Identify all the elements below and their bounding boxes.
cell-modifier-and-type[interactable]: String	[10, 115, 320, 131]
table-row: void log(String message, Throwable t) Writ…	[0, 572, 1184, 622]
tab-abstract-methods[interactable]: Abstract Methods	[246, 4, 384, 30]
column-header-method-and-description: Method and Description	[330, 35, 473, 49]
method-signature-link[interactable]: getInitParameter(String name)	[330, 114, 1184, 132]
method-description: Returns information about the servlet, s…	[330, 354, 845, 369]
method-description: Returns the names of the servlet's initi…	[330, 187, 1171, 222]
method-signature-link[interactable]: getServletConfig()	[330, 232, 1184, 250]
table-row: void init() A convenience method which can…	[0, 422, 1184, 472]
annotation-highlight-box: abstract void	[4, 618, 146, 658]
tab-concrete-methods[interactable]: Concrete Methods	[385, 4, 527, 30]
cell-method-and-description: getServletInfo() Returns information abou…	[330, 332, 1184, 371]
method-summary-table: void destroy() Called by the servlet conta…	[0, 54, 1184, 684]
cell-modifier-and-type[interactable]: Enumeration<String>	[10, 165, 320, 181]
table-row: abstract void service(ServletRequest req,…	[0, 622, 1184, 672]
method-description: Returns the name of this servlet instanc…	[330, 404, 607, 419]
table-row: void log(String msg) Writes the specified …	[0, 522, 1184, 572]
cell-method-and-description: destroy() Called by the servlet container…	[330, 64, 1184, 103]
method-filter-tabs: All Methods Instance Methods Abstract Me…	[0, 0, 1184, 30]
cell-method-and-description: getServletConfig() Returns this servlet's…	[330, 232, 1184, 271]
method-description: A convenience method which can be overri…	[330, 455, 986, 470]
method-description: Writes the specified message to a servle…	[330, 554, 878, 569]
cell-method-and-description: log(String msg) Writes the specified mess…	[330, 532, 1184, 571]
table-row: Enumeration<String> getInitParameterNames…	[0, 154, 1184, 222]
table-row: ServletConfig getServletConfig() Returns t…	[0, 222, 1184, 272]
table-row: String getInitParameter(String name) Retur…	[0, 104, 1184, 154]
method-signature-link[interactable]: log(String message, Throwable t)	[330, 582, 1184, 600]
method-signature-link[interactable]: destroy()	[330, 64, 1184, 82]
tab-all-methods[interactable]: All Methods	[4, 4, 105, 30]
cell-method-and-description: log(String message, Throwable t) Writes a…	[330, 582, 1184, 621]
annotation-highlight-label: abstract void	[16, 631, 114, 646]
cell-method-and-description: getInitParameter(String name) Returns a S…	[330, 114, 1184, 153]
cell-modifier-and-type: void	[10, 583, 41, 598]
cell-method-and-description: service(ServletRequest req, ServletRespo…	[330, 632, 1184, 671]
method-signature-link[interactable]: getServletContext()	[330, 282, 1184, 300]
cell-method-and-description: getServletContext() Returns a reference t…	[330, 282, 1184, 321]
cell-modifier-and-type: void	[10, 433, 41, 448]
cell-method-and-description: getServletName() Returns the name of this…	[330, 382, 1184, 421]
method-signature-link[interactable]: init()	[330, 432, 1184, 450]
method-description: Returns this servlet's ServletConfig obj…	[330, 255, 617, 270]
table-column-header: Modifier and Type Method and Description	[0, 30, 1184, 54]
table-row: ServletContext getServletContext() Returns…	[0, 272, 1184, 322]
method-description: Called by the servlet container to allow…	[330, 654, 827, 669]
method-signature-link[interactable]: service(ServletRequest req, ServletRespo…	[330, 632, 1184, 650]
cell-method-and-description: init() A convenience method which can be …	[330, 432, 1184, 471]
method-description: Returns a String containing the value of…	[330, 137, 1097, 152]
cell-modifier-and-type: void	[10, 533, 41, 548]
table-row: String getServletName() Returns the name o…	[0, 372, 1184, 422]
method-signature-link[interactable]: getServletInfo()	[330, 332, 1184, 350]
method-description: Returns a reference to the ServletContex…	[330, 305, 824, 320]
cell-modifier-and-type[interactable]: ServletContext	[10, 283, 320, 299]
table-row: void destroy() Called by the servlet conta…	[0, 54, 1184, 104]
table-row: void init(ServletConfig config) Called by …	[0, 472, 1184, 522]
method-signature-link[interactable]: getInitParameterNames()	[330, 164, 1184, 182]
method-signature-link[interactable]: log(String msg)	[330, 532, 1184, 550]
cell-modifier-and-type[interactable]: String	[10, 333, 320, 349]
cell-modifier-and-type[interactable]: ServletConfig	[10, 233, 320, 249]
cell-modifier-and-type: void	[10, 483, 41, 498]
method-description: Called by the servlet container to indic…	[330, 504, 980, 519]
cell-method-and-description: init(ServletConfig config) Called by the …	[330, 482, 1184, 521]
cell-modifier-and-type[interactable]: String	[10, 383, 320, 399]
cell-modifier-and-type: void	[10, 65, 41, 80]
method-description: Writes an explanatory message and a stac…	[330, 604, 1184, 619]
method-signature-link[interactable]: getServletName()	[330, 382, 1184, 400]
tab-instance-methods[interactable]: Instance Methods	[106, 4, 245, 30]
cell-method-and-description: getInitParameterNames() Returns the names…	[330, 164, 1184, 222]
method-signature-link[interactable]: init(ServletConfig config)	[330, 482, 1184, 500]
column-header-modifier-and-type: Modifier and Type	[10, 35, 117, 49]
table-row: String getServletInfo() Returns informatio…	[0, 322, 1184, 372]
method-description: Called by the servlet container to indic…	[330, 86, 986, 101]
--------
Return every one of the lines above verbatim, unchanged and in their original order.

_SOLUTION TO THIS TASK_.
Identify all the elements below and their bounding boxes.
cell-modifier-and-type[interactable]: String	[10, 115, 320, 131]
table-row: void log(String message, Throwable t) Writ…	[0, 572, 1184, 622]
tab-abstract-methods[interactable]: Abstract Methods	[246, 4, 384, 30]
column-header-method-and-description: Method and Description	[330, 35, 473, 49]
method-signature-link[interactable]: getInitParameter(String name)	[330, 114, 1184, 132]
method-description: Returns information about the servlet, s…	[330, 354, 845, 369]
method-description: Returns the names of the servlet's initi…	[330, 187, 1171, 222]
method-signature-link[interactable]: getServletConfig()	[330, 232, 1184, 250]
table-row: void init() A convenience method which can…	[0, 422, 1184, 472]
annotation-highlight-box: abstract void	[4, 618, 146, 658]
tab-concrete-methods[interactable]: Concrete Methods	[385, 4, 527, 30]
cell-method-and-description: getServletInfo() Returns information abou…	[330, 332, 1184, 371]
method-summary-table: void destroy() Called by the servlet conta…	[0, 54, 1184, 684]
cell-modifier-and-type[interactable]: Enumeration<String>	[10, 165, 320, 181]
table-row: abstract void service(ServletRequest req,…	[0, 622, 1184, 672]
method-description: Returns the name of this servlet instanc…	[330, 404, 607, 419]
table-row: void log(String msg) Writes the specified …	[0, 522, 1184, 572]
cell-method-and-description: destroy() Called by the servlet container…	[330, 64, 1184, 103]
method-filter-tabs: All Methods Instance Methods Abstract Me…	[0, 0, 1184, 30]
cell-method-and-description: getServletConfig() Returns this servlet's…	[330, 232, 1184, 271]
method-description: A convenience method which can be overri…	[330, 455, 986, 470]
method-description: Writes the specified message to a servle…	[330, 554, 878, 569]
cell-method-and-description: log(String msg) Writes the specified mess…	[330, 532, 1184, 571]
table-row: Enumeration<String> getInitParameterNames…	[0, 154, 1184, 222]
table-row: ServletConfig getServletConfig() Returns t…	[0, 222, 1184, 272]
table-row: String getInitParameter(String name) Retur…	[0, 104, 1184, 154]
method-signature-link[interactable]: log(String message, Throwable t)	[330, 582, 1184, 600]
method-signature-link[interactable]: destroy()	[330, 64, 1184, 82]
tab-all-methods[interactable]: All Methods	[4, 4, 105, 30]
cell-method-and-description: log(String message, Throwable t) Writes a…	[330, 582, 1184, 621]
annotation-highlight-label: abstract void	[16, 631, 114, 646]
cell-method-and-description: getInitParameter(String name) Returns a S…	[330, 114, 1184, 153]
cell-modifier-and-type: void	[10, 583, 41, 598]
cell-method-and-description: service(ServletRequest req, ServletRespo…	[330, 632, 1184, 671]
method-signature-link[interactable]: getServletContext()	[330, 282, 1184, 300]
cell-method-and-description: getServletContext() Returns a reference t…	[330, 282, 1184, 321]
cell-modifier-and-type: void	[10, 433, 41, 448]
cell-method-and-description: getServletName() Returns the name of this…	[330, 382, 1184, 421]
method-signature-link[interactable]: init()	[330, 432, 1184, 450]
method-description: Returns this servlet's ServletConfig obj…	[330, 255, 617, 270]
table-column-header: Modifier and Type Method and Description	[0, 30, 1184, 54]
table-row: ServletContext getServletContext() Returns…	[0, 272, 1184, 322]
method-description: Called by the servlet container to allow…	[330, 654, 827, 669]
method-signature-link[interactable]: service(ServletRequest req, ServletRespo…	[330, 632, 1184, 650]
cell-method-and-description: init() A convenience method which can be …	[330, 432, 1184, 471]
method-description: Returns a String containing the value of…	[330, 137, 1097, 152]
cell-modifier-and-type: void	[10, 533, 41, 548]
table-row: String getServletName() Returns the name o…	[0, 372, 1184, 422]
method-signature-link[interactable]: getServletInfo()	[330, 332, 1184, 350]
method-description: Returns a reference to the ServletContex…	[330, 305, 824, 320]
cell-modifier-and-type[interactable]: ServletContext	[10, 283, 320, 299]
table-row: void destroy() Called by the servlet conta…	[0, 54, 1184, 104]
table-row: void init(ServletConfig config) Called by …	[0, 472, 1184, 522]
method-signature-link[interactable]: getInitParameterNames()	[330, 164, 1184, 182]
method-signature-link[interactable]: log(String msg)	[330, 532, 1184, 550]
cell-modifier-and-type[interactable]: String	[10, 333, 320, 349]
cell-modifier-and-type[interactable]: ServletConfig	[10, 233, 320, 249]
cell-modifier-and-type: void	[10, 483, 41, 498]
method-description: Called by the servlet container to indic…	[330, 504, 980, 519]
cell-method-and-description: init(ServletConfig config) Called by the …	[330, 482, 1184, 521]
cell-modifier-and-type[interactable]: String	[10, 383, 320, 399]
cell-modifier-and-type: void	[10, 65, 41, 80]
method-description: Writes an explanatory message and a stac…	[330, 604, 1184, 619]
method-signature-link[interactable]: getServletName()	[330, 382, 1184, 400]
tab-instance-methods[interactable]: Instance Methods	[106, 4, 245, 30]
cell-method-and-description: getInitParameterNames() Returns the names…	[330, 164, 1184, 222]
method-signature-link[interactable]: init(ServletConfig config)	[330, 482, 1184, 500]
column-header-modifier-and-type: Modifier and Type	[10, 35, 117, 49]
table-row: String getServletInfo() Returns informatio…	[0, 322, 1184, 372]
method-description: Called by the servlet container to indic…	[330, 86, 986, 101]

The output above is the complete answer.